* **READING PASSAGE**:
In charting the “territory between speech and song,” Cummins (2020) identifies various forms of vocal behavior involving “multiple people uttering the same thing at the same time”—what the author calls “joint speech.” I interrogate this conceptual framework in light of specific examples both musical and linguistic, which suggest a usefully expanded category: “collaborative vocality.” At the same time, I also propose a distinctly musical account of joint speech that ultimately affirms the conventional separation between music and language. Central to this account is an analysis of the unique character of singing and an insistence on the centrality of pleasure in musical experience.

In Act I, Scene 5 of Meredith Wilson’sThe Music Man (1958), a gaggle of petty, querulous bureaucrats experiences something tantamount to a religious conversion. The source of their unlikely transformation: a simple, glorious major triad. Thanks to an impromptu singing lesson from con-man Harold Hill, the four men discover the miracle and wonder of vocal harmony, which instantly turns their strife to unity and joy. Hill’s prophecy—“From now on, you’ll never see one of those men without the other three”—speaks to the power of music not only to shape human relationships but to model them. Harmony (of the musical kind) begets harmony (of the social kind). But the whole episode also expresses a profound fact that is as obvious as it is elusive: the sheer irresistibility of music-making and of musical sound.

Wilson’s scenario is of course fictitious, even cartoonish. And yet, it is splendidly real. The singular magic of vocal harmony, indeed of music in general, truly comprises one of life’s great gifts—and not only in some abstract sense, but as an utterly visceral, immediate experience of delight.

Cummins’ (2020) insightful and thought-provoking essay foregrounds a number of diverse and often underappreciated modes of communal vocalizing. But in surveying his newly charted territory of “joint speech,” I found myself wondering where melody and harmony might be located—and more so, wondering whether and how musical pleasure might figure in the analysis.

Cummins’ essay is offered as a corrective to the narrow, provincial views of both linguists and (ethno)musicologists, who have too often overlooked “relevant degrees of variation” in vocal behavior. To that end, he proposes joint speech as an “organizing frame” defined by four straightforward criteria: 1) “multiple people,” 2) “uttering,” 3) “the same thing,” 4) “at the same time.” While the first criterion (“multiple people”) is specific and unambiguous, the second (“uttering”) embraces the utmost breadth, alluded to in the essay’s title, and underscored by the author’s gloss: “vocalization…without committing to an interpretation of it as either speaking or singing.” I will return to this ecumenical orientation momentarily and will advocate a distinctly musical perspective on the “territory between speech and song.”

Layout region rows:
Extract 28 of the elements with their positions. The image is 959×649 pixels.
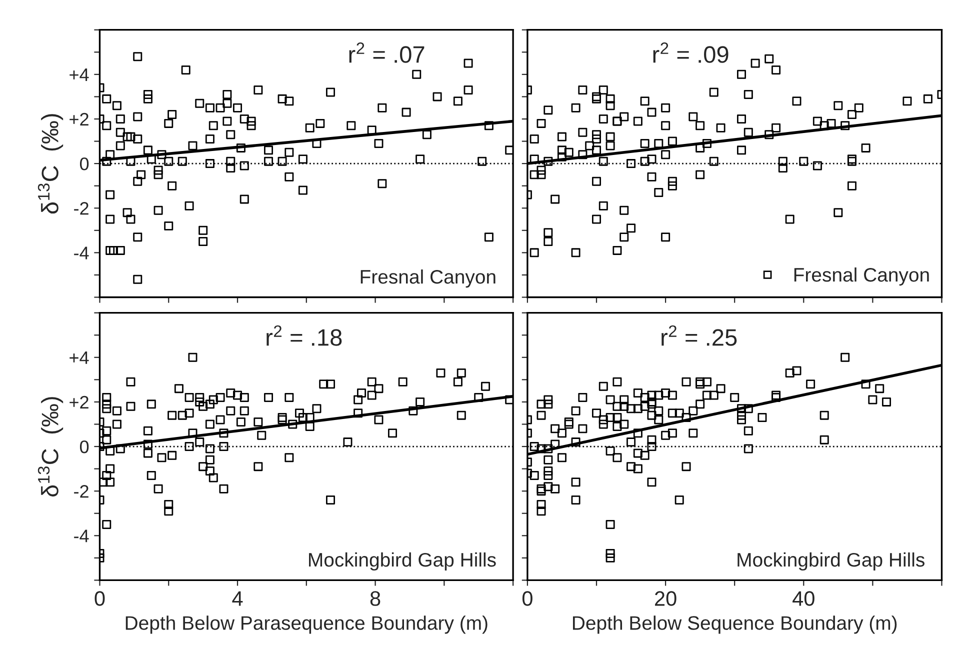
y-tick-label: 0 — [80, 157, 89, 170]
annotation: Mockingbird Gap Hills — [738, 552, 924, 571]
x-tick-label: 20 — [655, 591, 676, 606]
y-tick-label: -2 — [74, 202, 88, 215]
annotation: Fresnal Canyon — [360, 269, 496, 288]
annotation: r$^{2}$ = .07 — [349, 42, 424, 63]
x-tick-label: 40 — [792, 591, 814, 606]
y-tick-label: +4 — [70, 352, 89, 364]
x-axis-title: Depth Below Sequence Boundary (m) — [572, 616, 897, 634]
y-tick-label: -4 — [74, 530, 89, 542]
annotation: r$^{2}$ = .09 — [653, 42, 728, 63]
y-tick-label: -2 — [74, 485, 88, 498]
y-axis-title: δ$^{13}$C (‰) — [38, 397, 64, 497]
annotation: r$^{2}$ = .25 — [662, 325, 737, 346]
x-tick-label: 8 — [370, 591, 380, 606]
legend-label: Fresnal Canyon — [794, 267, 929, 286]
x-tick-label: 0 — [522, 591, 532, 606]
y-tick-label: +2 — [70, 396, 88, 408]
x-tick-label: 0 — [94, 591, 105, 606]
y-tick-label: +4 — [70, 68, 89, 81]
x-axis-title: Depth Below Parasequence Boundary (m) — [126, 616, 488, 634]
y-axis-title: δ$^{13}$C (‰) — [38, 114, 64, 214]
annotation: Mockingbird Gap Hills — [309, 552, 496, 571]
annotation: r$^{2}$ = .18 — [266, 325, 342, 346]
y-tick-label: +2 — [70, 112, 88, 126]
y-tick-label: 0 — [80, 440, 89, 454]
y-tick-label: -4 — [74, 246, 89, 260]
x-tick-label: 4 — [232, 591, 243, 606]
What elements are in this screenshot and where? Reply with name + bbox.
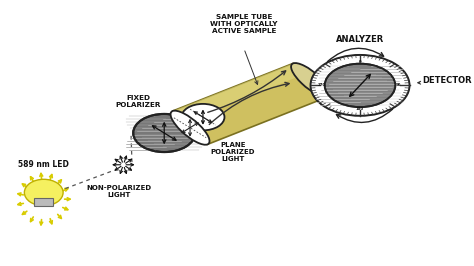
Circle shape [310,55,410,116]
Text: DETECTOR: DETECTOR [422,76,472,85]
Text: FIXED
POLARIZER: FIXED POLARIZER [116,95,161,108]
Text: SAMPLE TUBE
WITH OPTICALLY
ACTIVE SAMPLE: SAMPLE TUBE WITH OPTICALLY ACTIVE SAMPLE [210,14,278,34]
Circle shape [182,104,225,130]
Text: 180: 180 [356,107,364,111]
Ellipse shape [24,179,63,206]
FancyBboxPatch shape [34,198,53,206]
Text: 0: 0 [359,60,361,64]
Text: 90: 90 [396,83,401,87]
Text: 589 nm LED: 589 nm LED [18,160,69,169]
Polygon shape [173,63,304,122]
Polygon shape [173,63,328,144]
Text: 270: 270 [317,83,325,87]
Ellipse shape [171,111,210,145]
Ellipse shape [291,63,330,97]
Text: NON-POLARIZED
LIGHT: NON-POLARIZED LIGHT [86,185,152,198]
Text: ANALYZER: ANALYZER [336,35,384,44]
Circle shape [133,114,195,152]
Text: PLANE
POLARIZED
LIGHT: PLANE POLARIZED LIGHT [211,142,255,162]
Circle shape [325,64,395,107]
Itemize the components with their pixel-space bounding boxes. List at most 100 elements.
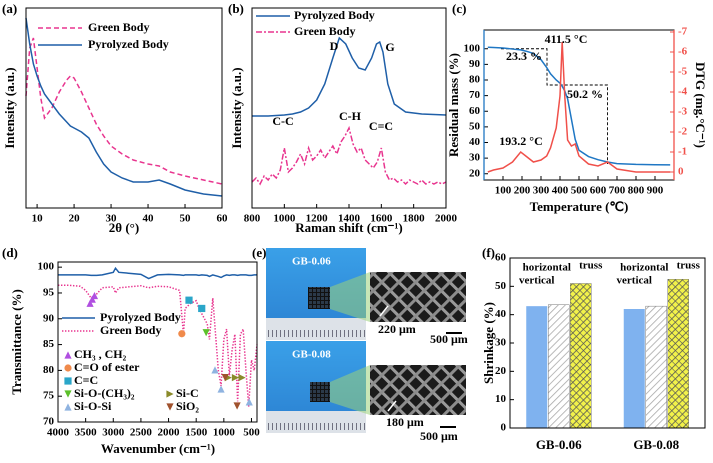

* **PROBLEMS TO SOLVE**:
A. Summarize the passage on joint speech in two sentences.
B. List the criteria that, according to the passage on joint speech, define the "organizing frame" Cummins proposes.

* **SOLUTIONS**:
A. The passage examines Cummins's (2020) idea of "joint speech," in which multiple people utter the same thing at the same time. It proposes widening that category into "collaborative vocality" and offers a distinctly musical account that affirms the separation between music and language, centered on the unique character of singing and the centrality of pleasure in musical experience.

B.
1) multiple people
2) uttering
3) the same thing
4) at the same time